▸ **What is needed**:
Keep the images out and copy every entry below exactly.

[Data entries]
:::
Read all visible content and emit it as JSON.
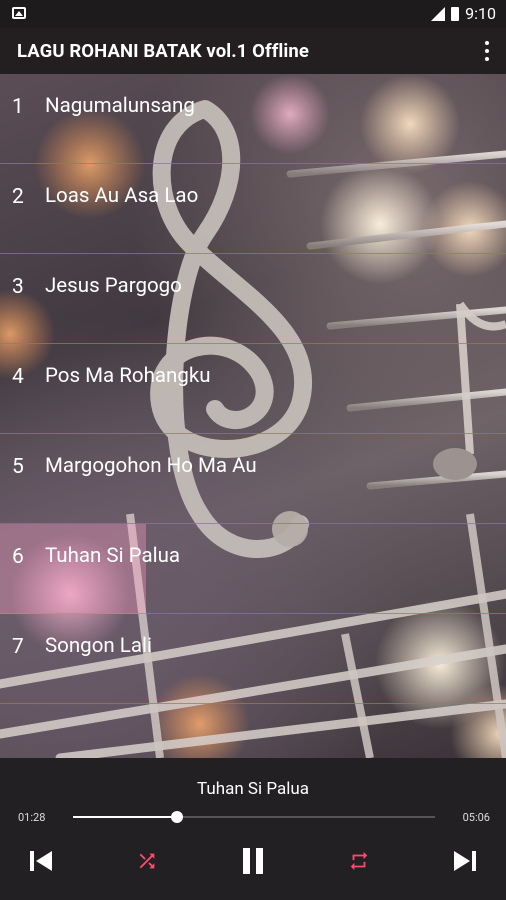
{
  "status_bar": {
    "time": "9:10"
  },
  "app_bar": {
    "title": "LAGU ROHANI BATAK vol.1 Offline"
  },
  "songs": [
    {
      "num": "1",
      "title": "Nagumalunsang"
    },
    {
      "num": "2",
      "title": "Loas Au Asa Lao"
    },
    {
      "num": "3",
      "title": "Jesus Pargogo"
    },
    {
      "num": "4",
      "title": "Pos Ma Rohangku"
    },
    {
      "num": "5",
      "title": "Margogohon Ho Ma Au"
    },
    {
      "num": "6",
      "title": "Tuhan Si Palua",
      "active": true
    },
    {
      "num": "7",
      "title": "Songon Lali"
    }
  ],
  "player": {
    "now_playing": "Tuhan Si Palua",
    "elapsed": "01:28",
    "duration": "05:06",
    "progress": 0.287
  },
  "colors": {
    "accent": "#ff4a6e",
    "divider": "#ff465a"
  }
}
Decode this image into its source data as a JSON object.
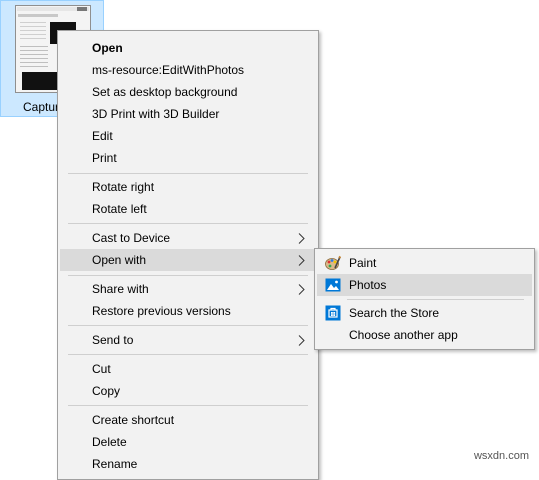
{
  "file": {
    "label": "Captur"
  },
  "menu": {
    "open": "Open",
    "edit_with_photos": "ms-resource:EditWithPhotos",
    "set_desktop_bg": "Set as desktop background",
    "print_3d": "3D Print with 3D Builder",
    "edit": "Edit",
    "print": "Print",
    "rotate_right": "Rotate right",
    "rotate_left": "Rotate left",
    "cast_to_device": "Cast to Device",
    "open_with": "Open with",
    "share_with": "Share with",
    "restore_previous": "Restore previous versions",
    "send_to": "Send to",
    "cut": "Cut",
    "copy": "Copy",
    "create_shortcut": "Create shortcut",
    "delete": "Delete",
    "rename": "Rename"
  },
  "submenu": {
    "paint": "Paint",
    "photos": "Photos",
    "search_store": "Search the Store",
    "choose_another": "Choose another app"
  },
  "colors": {
    "selection": "#cce8ff",
    "menu_bg": "#f2f2f2",
    "hover": "#dadada",
    "store_blue": "#0078d7"
  },
  "watermark": "wsxdn.com"
}
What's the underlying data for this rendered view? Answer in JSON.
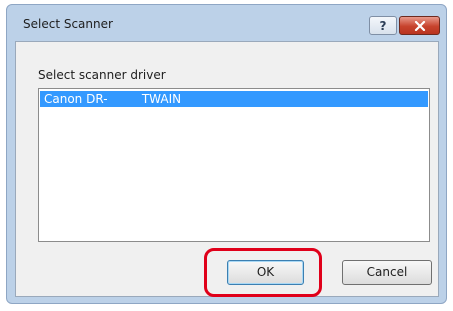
{
  "window": {
    "title": "Select Scanner",
    "help_icon": "help-icon",
    "close_icon": "close-icon"
  },
  "dialog": {
    "label": "Select scanner driver",
    "list_items": [
      {
        "text": "Canon DR-         TWAIN",
        "selected": true
      }
    ],
    "ok_label": "OK",
    "cancel_label": "Cancel",
    "highlight_color": "#e0001a",
    "selection_color": "#3399ff"
  }
}
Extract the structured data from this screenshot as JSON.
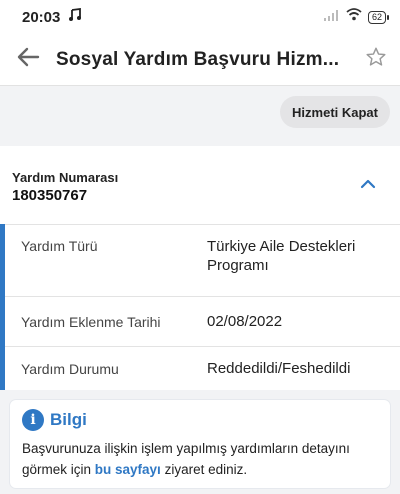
{
  "status_bar": {
    "time": "20:03",
    "battery": "62",
    "icons": [
      "music-note-icon",
      "signal-icon",
      "wifi-icon",
      "battery-icon"
    ]
  },
  "header": {
    "title": "Sosyal Yardım Başvuru Hizm...",
    "back_icon": "arrow-left-icon",
    "favorite_icon": "star-outline-icon"
  },
  "close_service_label": "Hizmeti Kapat",
  "card": {
    "label": "Yardım Numarası",
    "number": "180350767",
    "chevron_icon": "chevron-up-icon",
    "rows": [
      {
        "key": "Yardım Türü",
        "value": "Türkiye Aile Destekleri Programı"
      },
      {
        "key": "Yardım Eklenme Tarihi",
        "value": "02/08/2022"
      },
      {
        "key": "Yardım Durumu",
        "value": "Reddedildi/Feshedildi"
      }
    ]
  },
  "info": {
    "icon": "info-icon",
    "title": "Bilgi",
    "text_before": "Başvurunuza ilişkin işlem yapılmış yardımların detayını görmek için ",
    "link": "bu sayfayı",
    "text_after": " ziyaret ediniz."
  },
  "colors": {
    "accent": "#2f78c4",
    "background": "#f2f3f5",
    "surface": "#ffffff"
  }
}
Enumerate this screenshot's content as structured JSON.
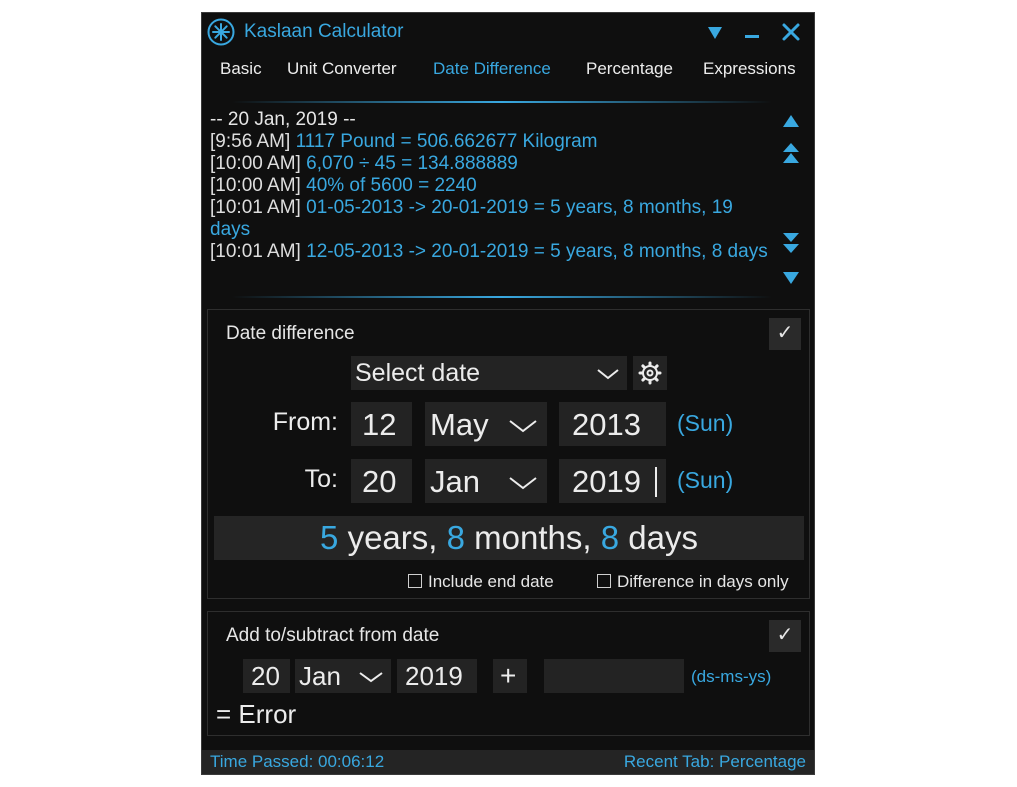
{
  "window": {
    "title": "Kaslaan Calculator"
  },
  "icons": {
    "logo": "asterisk-logo-icon",
    "menu": "triangle-down-icon",
    "minimize": "minimize-icon",
    "close": "close-icon",
    "scroll_up": "triangle-up-icon",
    "scroll_top": "double-chevron-up-icon",
    "scroll_bottom": "double-chevron-down-icon",
    "scroll_down": "triangle-down-icon",
    "dropdown": "chevron-down-icon",
    "settings": "gear-icon",
    "check": "checkmark-icon",
    "checkbox": "checkbox-icon"
  },
  "colors": {
    "accent": "#39a8e0",
    "background": "#0f0f0f",
    "field": "#232323"
  },
  "tabs": [
    {
      "label": "Basic",
      "active": false
    },
    {
      "label": "Unit Converter",
      "active": false
    },
    {
      "label": "Date Difference",
      "active": true
    },
    {
      "label": "Percentage",
      "active": false
    },
    {
      "label": "Expressions",
      "active": false
    }
  ],
  "history": {
    "date_header": "-- 20 Jan, 2019 --",
    "entries": [
      {
        "time": "[9:56 AM]",
        "text": "1117 Pound = 506.662677 Kilogram"
      },
      {
        "time": "[10:00 AM]",
        "text": "6,070 ÷ 45 = 134.888889"
      },
      {
        "time": "[10:00 AM]",
        "text": "40% of 5600 = 2240"
      },
      {
        "time": "[10:01 AM]",
        "text": "01-05-2013 -> 20-01-2019 = 5 years, 8 months, 19 days"
      },
      {
        "time": "[10:01 AM]",
        "text": "12-05-2013 -> 20-01-2019 = 5 years, 8 months, 8 days"
      }
    ]
  },
  "date_difference": {
    "title": "Date difference",
    "select_date": "Select date",
    "from": {
      "label": "From:",
      "day": "12",
      "month": "May",
      "year": "2013",
      "weekday": "(Sun)"
    },
    "to": {
      "label": "To:",
      "day": "20",
      "month": "Jan",
      "year": "2019",
      "weekday": "(Sun)"
    },
    "result": {
      "years": "5",
      "years_label": "years,",
      "months": "8",
      "months_label": "months,",
      "days": "8",
      "days_label": "days"
    },
    "include_end_date": {
      "label": "Include end date",
      "checked": false
    },
    "days_only": {
      "label": "Difference in days only",
      "checked": false
    }
  },
  "add_subtract": {
    "title": "Add to/subtract from date",
    "day": "20",
    "month": "Jan",
    "year": "2019",
    "operator": "+",
    "amount": "",
    "format_hint": "(ds-ms-ys)",
    "result": "= Error"
  },
  "status": {
    "time_passed": "Time Passed: 00:06:12",
    "recent_tab": "Recent Tab: Percentage"
  }
}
:::
▸ **Answer**:
Read all visible content and emit it as JSON.
{
  "status_bar": {
    "time": "9:10"
  },
  "app_bar": {
    "title": "LAGU ROHANI BATAK vol.1 Offline"
  },
  "songs": [
    {
      "num": "1",
      "title": "Nagumalunsang"
    },
    {
      "num": "2",
      "title": "Loas Au Asa Lao"
    },
    {
      "num": "3",
      "title": "Jesus Pargogo"
    },
    {
      "num": "4",
      "title": "Pos Ma Rohangku"
    },
    {
      "num": "5",
      "title": "Margogohon Ho Ma Au"
    },
    {
      "num": "6",
      "title": "Tuhan Si Palua",
      "active": true
    },
    {
      "num": "7",
      "title": "Songon Lali"
    }
  ],
  "player": {
    "now_playing": "Tuhan Si Palua",
    "elapsed": "01:28",
    "duration": "05:06",
    "progress": 0.287
  },
  "colors": {
    "accent": "#ff4a6e",
    "divider": "#ff465a"
  }
}
Decode this image into its source data as a JSON object.
{
  "file": {
    "label": "Captur"
  },
  "menu": {
    "open": "Open",
    "edit_with_photos": "ms-resource:EditWithPhotos",
    "set_desktop_bg": "Set as desktop background",
    "print_3d": "3D Print with 3D Builder",
    "edit": "Edit",
    "print": "Print",
    "rotate_right": "Rotate right",
    "rotate_left": "Rotate left",
    "cast_to_device": "Cast to Device",
    "open_with": "Open with",
    "share_with": "Share with",
    "restore_previous": "Restore previous versions",
    "send_to": "Send to",
    "cut": "Cut",
    "copy": "Copy",
    "create_shortcut": "Create shortcut",
    "delete": "Delete",
    "rename": "Rename"
  },
  "submenu": {
    "paint": "Paint",
    "photos": "Photos",
    "search_store": "Search the Store",
    "choose_another": "Choose another app"
  },
  "colors": {
    "selection": "#cce8ff",
    "menu_bg": "#f2f2f2",
    "hover": "#dadada",
    "store_blue": "#0078d7"
  },
  "watermark": "wsxdn.com"
}
What's the underlying data for this rendered view? Answer in JSON.
{
  "window": {
    "title": "Select Scanner",
    "help_icon": "help-icon",
    "close_icon": "close-icon"
  },
  "dialog": {
    "label": "Select scanner driver",
    "list_items": [
      {
        "text": "Canon DR-         TWAIN",
        "selected": true
      }
    ],
    "ok_label": "OK",
    "cancel_label": "Cancel",
    "highlight_color": "#e0001a",
    "selection_color": "#3399ff"
  }
}
Extract the structured data from this screenshot as JSON.
{
  "status_bar": {
    "time": "20:03",
    "battery": "62",
    "icons": [
      "music-note-icon",
      "signal-icon",
      "wifi-icon",
      "battery-icon"
    ]
  },
  "header": {
    "title": "Sosyal Yardım Başvuru Hizm...",
    "back_icon": "arrow-left-icon",
    "favorite_icon": "star-outline-icon"
  },
  "close_service_label": "Hizmeti Kapat",
  "card": {
    "label": "Yardım Numarası",
    "number": "180350767",
    "chevron_icon": "chevron-up-icon",
    "rows": [
      {
        "key": "Yardım Türü",
        "value": "Türkiye Aile Destekleri Programı"
      },
      {
        "key": "Yardım Eklenme Tarihi",
        "value": "02/08/2022"
      },
      {
        "key": "Yardım Durumu",
        "value": "Reddedildi/Feshedildi"
      }
    ]
  },
  "info": {
    "icon": "info-icon",
    "title": "Bilgi",
    "text_before": "Başvurunuza ilişkin işlem yapılmış yardımların detayını görmek için ",
    "link": "bu sayfayı",
    "text_after": " ziyaret ediniz."
  },
  "colors": {
    "accent": "#2f78c4",
    "background": "#f2f3f5",
    "surface": "#ffffff"
  }
}
Enumerate this screenshot's content as structured JSON.
{
  "window": {
    "title": "Kaslaan Calculator"
  },
  "icons": {
    "logo": "asterisk-logo-icon",
    "menu": "triangle-down-icon",
    "minimize": "minimize-icon",
    "close": "close-icon",
    "scroll_up": "triangle-up-icon",
    "scroll_top": "double-chevron-up-icon",
    "scroll_bottom": "double-chevron-down-icon",
    "scroll_down": "triangle-down-icon",
    "dropdown": "chevron-down-icon",
    "settings": "gear-icon",
    "check": "checkmark-icon",
    "checkbox": "checkbox-icon"
  },
  "colors": {
    "accent": "#39a8e0",
    "background": "#0f0f0f",
    "field": "#232323"
  },
  "tabs": [
    {
      "label": "Basic",
      "active": false
    },
    {
      "label": "Unit Converter",
      "active": false
    },
    {
      "label": "Date Difference",
      "active": true
    },
    {
      "label": "Percentage",
      "active": false
    },
    {
      "label": "Expressions",
      "active": false
    }
  ],
  "history": {
    "date_header": "-- 20 Jan, 2019 --",
    "entries": [
      {
        "time": "[9:56 AM]",
        "text": "1117 Pound = 506.662677 Kilogram"
      },
      {
        "time": "[10:00 AM]",
        "text": "6,070 ÷ 45 = 134.888889"
      },
      {
        "time": "[10:00 AM]",
        "text": "40% of 5600 = 2240"
      },
      {
        "time": "[10:01 AM]",
        "text": "01-05-2013 -> 20-01-2019 = 5 years, 8 months, 19 days"
      },
      {
        "time": "[10:01 AM]",
        "text": "12-05-2013 -> 20-01-2019 = 5 years, 8 months, 8 days"
      }
    ]
  },
  "date_difference": {
    "title": "Date difference",
    "select_date": "Select date",
    "from": {
      "label": "From:",
      "day": "12",
      "month": "May",
      "year": "2013",
      "weekday": "(Sun)"
    },
    "to": {
      "label": "To:",
      "day": "20",
      "month": "Jan",
      "year": "2019",
      "weekday": "(Sun)"
    },
    "result": {
      "years": "5",
      "years_label": "years,",
      "months": "8",
      "months_label": "months,",
      "days": "8",
      "days_label": "days"
    },
    "include_end_date": {
      "label": "Include end date",
      "checked": false
    },
    "days_only": {
      "label": "Difference in days only",
      "checked": false
    }
  },
  "add_subtract": {
    "title": "Add to/subtract from date",
    "day": "20",
    "month": "Jan",
    "year": "2019",
    "operator": "+",
    "amount": "",
    "format_hint": "(ds-ms-ys)",
    "result": "= Error"
  },
  "status": {
    "time_passed": "Time Passed: 00:06:12",
    "recent_tab": "Recent Tab: Percentage"
  }
}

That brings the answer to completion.